[Collected data]

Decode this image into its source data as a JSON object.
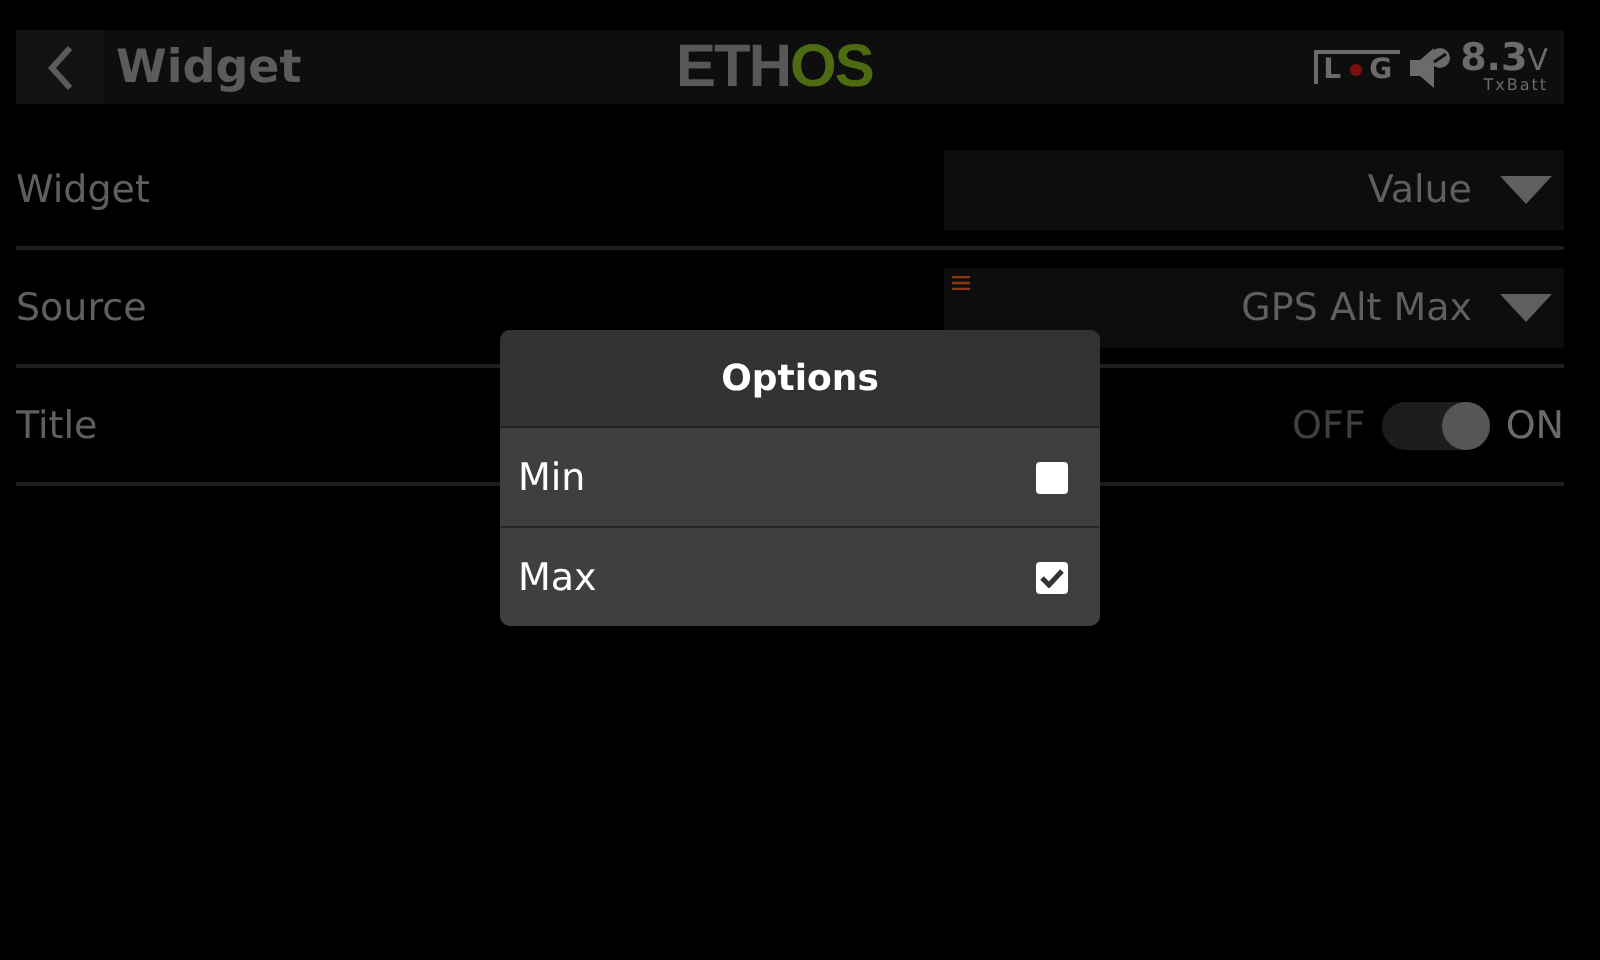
{
  "header": {
    "title": "Widget",
    "logo": {
      "gray_part": "ETH",
      "green_part": "OS"
    },
    "log_indicator": {
      "left": "L",
      "right": "G",
      "recording": true
    },
    "battery": {
      "value": "8.3",
      "unit": "V",
      "label": "TxBatt"
    }
  },
  "fields": [
    {
      "kind": "dropdown",
      "label": "Widget",
      "value": "Value",
      "has_source_marker": false
    },
    {
      "kind": "dropdown",
      "label": "Source",
      "value": "GPS Alt Max",
      "has_source_marker": true
    },
    {
      "kind": "toggle",
      "label": "Title",
      "off_label": "OFF",
      "on_label": "ON",
      "on": true
    }
  ],
  "dialog": {
    "title": "Options",
    "items": [
      {
        "label": "Min",
        "checked": false
      },
      {
        "label": "Max",
        "checked": true
      }
    ]
  }
}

What you are asked to do
Your task is to list each line of the records with the word "false".

Exercise solution
      "has_source_marker": false
        "checked": false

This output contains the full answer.